TASK REQUIREMENTS
Transcribe all of the material below word for word and leave out its pictures.

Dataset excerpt
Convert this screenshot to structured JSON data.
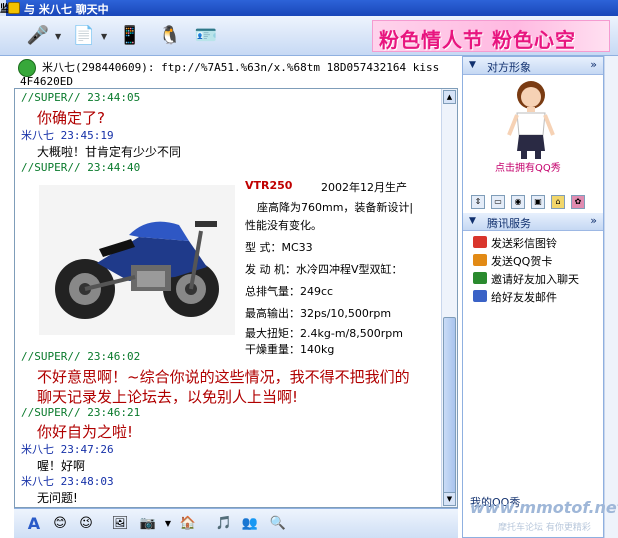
{
  "window": {
    "title": "与 米八七 聊天中",
    "left_edge_char": "监"
  },
  "banner": {
    "text": "粉色情人节 粉色心空"
  },
  "contact": {
    "line1": "米八七(298440609): ftp://%7A51.%63n/x.%68tm 18D057432164  kiss",
    "line2": "4F4620ED"
  },
  "messages": [
    {
      "kind": "super",
      "header": "//SUPER// 23:44:05",
      "body": "你确定了?"
    },
    {
      "kind": "mi",
      "header": "米八七 23:45:19",
      "body": "大概啦！甘肯定有少少不同"
    },
    {
      "kind": "super",
      "header": "//SUPER// 23:44:40",
      "body": ""
    },
    {
      "kind": "super",
      "header": "//SUPER// 23:46:02",
      "body": "不好意思啊！~综合你说的这些情况，我不得不把我们的",
      "body2": "聊天记录发上论坛去，以免别人上当啊!"
    },
    {
      "kind": "super",
      "header": "//SUPER// 23:46:21",
      "body": "你好自为之啦!"
    },
    {
      "kind": "mi",
      "header": "米八七 23:47:26",
      "body": "喔！好啊"
    },
    {
      "kind": "mi",
      "header": "米八七 23:48:03",
      "body": "无问题!"
    }
  ],
  "moto": {
    "model": "VTR250",
    "year": "2002年12月生产",
    "specs": [
      "座高降为760mm，装备新设计|",
      "性能没有变化。",
      "型    式：MC33",
      "发 动 机：水冷四冲程V型双缸：",
      "总排气量：249cc",
      "最高输出：32ps/10,500rpm",
      "最大扭矩：2.4kg-m/8,500rpm",
      "干燥重量：140kg"
    ]
  },
  "side": {
    "show_header": "对方形象",
    "qqshow_link": "点击拥有QQ秀",
    "services_header": "腾讯服务",
    "services": [
      {
        "label": "发送彩信图铃",
        "color": "#d9352c"
      },
      {
        "label": "发送QQ贺卡",
        "color": "#e28a15"
      },
      {
        "label": "邀请好友加入聊天",
        "color": "#2a8a2e"
      },
      {
        "label": "给好友发邮件",
        "color": "#3a62c6"
      }
    ],
    "my_show": "我的QQ秀"
  },
  "watermark": {
    "main": "www.mmotof.net",
    "sub": "摩托车论坛 有你更精彩"
  }
}
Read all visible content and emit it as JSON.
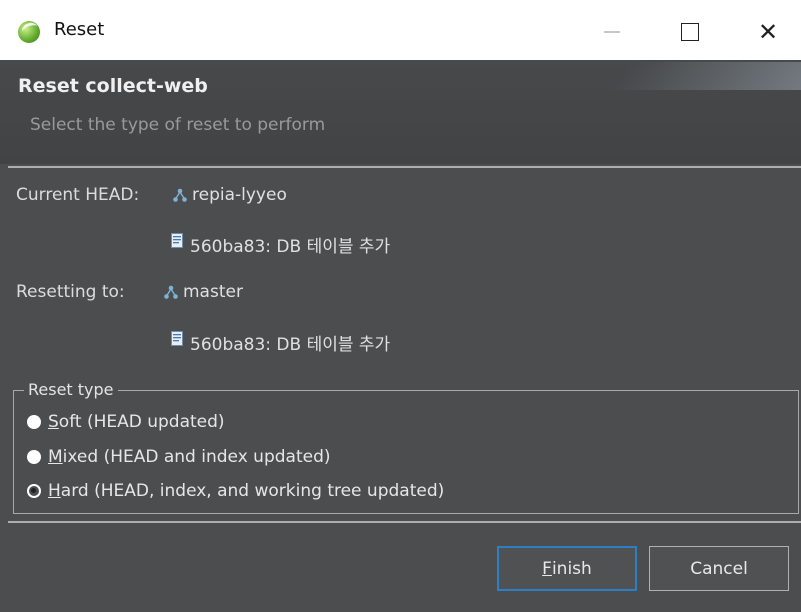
{
  "window": {
    "title": "Reset",
    "minimize_symbol": "—",
    "maximize_symbol": "☐",
    "close_symbol": "✕",
    "app_icon": "eclipse-icon"
  },
  "header": {
    "title": "Reset collect-web",
    "subtitle": "Select the type of reset to perform"
  },
  "current_head": {
    "label": "Current HEAD:",
    "branch": "repia-lyyeo",
    "commit": "560ba83:  DB 테이블 추가",
    "branch_icon": "branch-icon",
    "commit_icon": "commit-icon"
  },
  "resetting_to": {
    "label": "Resetting to:",
    "branch": "master",
    "commit": "560ba83:  DB 테이블 추가",
    "branch_icon": "branch-icon",
    "commit_icon": "commit-icon"
  },
  "reset_type": {
    "legend": "Reset type",
    "options": [
      {
        "mnemonic": "S",
        "rest": "oft (HEAD updated)",
        "selected": false
      },
      {
        "mnemonic": "M",
        "rest": "ixed (HEAD and index updated)",
        "selected": false
      },
      {
        "mnemonic": "H",
        "rest": "ard (HEAD, index, and working tree updated)",
        "selected": true
      }
    ]
  },
  "buttons": {
    "finish": {
      "mnemonic": "F",
      "rest": "inish"
    },
    "cancel": "Cancel"
  },
  "colors": {
    "dialog_bg": "#4b4d4f",
    "focus_border": "#2d7fc1",
    "branch_icon": "#7fb3d5"
  }
}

EXPECTED ANSWER
Convert this screenshot to structured JSON data.
{
  "window": {
    "title": "与 米八七 聊天中",
    "left_edge_char": "监"
  },
  "banner": {
    "text": "粉色情人节 粉色心空"
  },
  "contact": {
    "line1": "米八七(298440609): ftp://%7A51.%63n/x.%68tm 18D057432164  kiss",
    "line2": "4F4620ED"
  },
  "messages": [
    {
      "kind": "super",
      "header": "//SUPER// 23:44:05",
      "body": "你确定了?"
    },
    {
      "kind": "mi",
      "header": "米八七 23:45:19",
      "body": "大概啦！甘肯定有少少不同"
    },
    {
      "kind": "super",
      "header": "//SUPER// 23:44:40",
      "body": ""
    },
    {
      "kind": "super",
      "header": "//SUPER// 23:46:02",
      "body": "不好意思啊！~综合你说的这些情况，我不得不把我们的",
      "body2": "聊天记录发上论坛去，以免别人上当啊!"
    },
    {
      "kind": "super",
      "header": "//SUPER// 23:46:21",
      "body": "你好自为之啦!"
    },
    {
      "kind": "mi",
      "header": "米八七 23:47:26",
      "body": "喔！好啊"
    },
    {
      "kind": "mi",
      "header": "米八七 23:48:03",
      "body": "无问题!"
    }
  ],
  "moto": {
    "model": "VTR250",
    "year": "2002年12月生产",
    "specs": [
      "座高降为760mm，装备新设计|",
      "性能没有变化。",
      "型    式：MC33",
      "发 动 机：水冷四冲程V型双缸：",
      "总排气量：249cc",
      "最高输出：32ps/10,500rpm",
      "最大扭矩：2.4kg-m/8,500rpm",
      "干燥重量：140kg"
    ]
  },
  "side": {
    "show_header": "对方形象",
    "qqshow_link": "点击拥有QQ秀",
    "services_header": "腾讯服务",
    "services": [
      {
        "label": "发送彩信图铃",
        "color": "#d9352c"
      },
      {
        "label": "发送QQ贺卡",
        "color": "#e28a15"
      },
      {
        "label": "邀请好友加入聊天",
        "color": "#2a8a2e"
      },
      {
        "label": "给好友发邮件",
        "color": "#3a62c6"
      }
    ],
    "my_show": "我的QQ秀"
  },
  "watermark": {
    "main": "www.mmotof.net",
    "sub": "摩托车论坛 有你更精彩"
  }
}
Read all visible content and emit it as JSON.
{
  "window": {
    "title": "Reset",
    "minimize_symbol": "—",
    "maximize_symbol": "☐",
    "close_symbol": "✕",
    "app_icon": "eclipse-icon"
  },
  "header": {
    "title": "Reset collect-web",
    "subtitle": "Select the type of reset to perform"
  },
  "current_head": {
    "label": "Current HEAD:",
    "branch": "repia-lyyeo",
    "commit": "560ba83:  DB 테이블 추가",
    "branch_icon": "branch-icon",
    "commit_icon": "commit-icon"
  },
  "resetting_to": {
    "label": "Resetting to:",
    "branch": "master",
    "commit": "560ba83:  DB 테이블 추가",
    "branch_icon": "branch-icon",
    "commit_icon": "commit-icon"
  },
  "reset_type": {
    "legend": "Reset type",
    "options": [
      {
        "mnemonic": "S",
        "rest": "oft (HEAD updated)",
        "selected": false
      },
      {
        "mnemonic": "M",
        "rest": "ixed (HEAD and index updated)",
        "selected": false
      },
      {
        "mnemonic": "H",
        "rest": "ard (HEAD, index, and working tree updated)",
        "selected": true
      }
    ]
  },
  "buttons": {
    "finish": {
      "mnemonic": "F",
      "rest": "inish"
    },
    "cancel": "Cancel"
  },
  "colors": {
    "dialog_bg": "#4b4d4f",
    "focus_border": "#2d7fc1",
    "branch_icon": "#7fb3d5"
  }
}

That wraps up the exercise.